_Exercise objective:_ Retype the material word for word.

_Given entries:_
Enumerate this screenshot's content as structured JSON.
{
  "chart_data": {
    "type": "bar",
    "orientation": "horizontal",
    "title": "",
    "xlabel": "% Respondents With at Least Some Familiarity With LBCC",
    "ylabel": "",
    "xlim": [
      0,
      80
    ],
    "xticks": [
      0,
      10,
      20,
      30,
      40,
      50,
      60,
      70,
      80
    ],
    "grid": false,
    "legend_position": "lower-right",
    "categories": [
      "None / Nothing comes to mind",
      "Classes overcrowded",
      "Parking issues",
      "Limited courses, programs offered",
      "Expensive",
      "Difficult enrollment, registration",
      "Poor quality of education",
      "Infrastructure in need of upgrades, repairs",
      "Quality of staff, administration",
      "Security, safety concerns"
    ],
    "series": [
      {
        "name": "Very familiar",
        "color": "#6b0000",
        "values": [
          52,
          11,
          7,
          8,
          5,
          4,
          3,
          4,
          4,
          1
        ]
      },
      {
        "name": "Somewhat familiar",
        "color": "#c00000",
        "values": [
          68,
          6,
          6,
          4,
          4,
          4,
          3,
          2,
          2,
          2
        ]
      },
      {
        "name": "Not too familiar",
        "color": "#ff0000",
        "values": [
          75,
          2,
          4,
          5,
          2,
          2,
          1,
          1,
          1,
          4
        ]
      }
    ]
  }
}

_The output:_
Enumerate this screenshot's content as structured JSON.
{
  "chart_data": {
    "type": "bar",
    "orientation": "horizontal",
    "title": "",
    "xlabel": "% Respondents With at Least Some Familiarity With LBCC",
    "ylabel": "",
    "xlim": [
      0,
      80
    ],
    "xticks": [
      0,
      10,
      20,
      30,
      40,
      50,
      60,
      70,
      80
    ],
    "grid": false,
    "legend_position": "lower-right",
    "categories": [
      "None / Nothing comes to mind",
      "Classes overcrowded",
      "Parking issues",
      "Limited courses, programs offered",
      "Expensive",
      "Difficult enrollment, registration",
      "Poor quality of education",
      "Infrastructure in need of upgrades, repairs",
      "Quality of staff, administration",
      "Security, safety concerns"
    ],
    "series": [
      {
        "name": "Very familiar",
        "color": "#6b0000",
        "values": [
          52,
          11,
          7,
          8,
          5,
          4,
          3,
          4,
          4,
          1
        ]
      },
      {
        "name": "Somewhat familiar",
        "color": "#c00000",
        "values": [
          68,
          6,
          6,
          4,
          4,
          4,
          3,
          2,
          2,
          2
        ]
      },
      {
        "name": "Not too familiar",
        "color": "#ff0000",
        "values": [
          75,
          2,
          4,
          5,
          2,
          2,
          1,
          1,
          1,
          4
        ]
      }
    ]
  }
}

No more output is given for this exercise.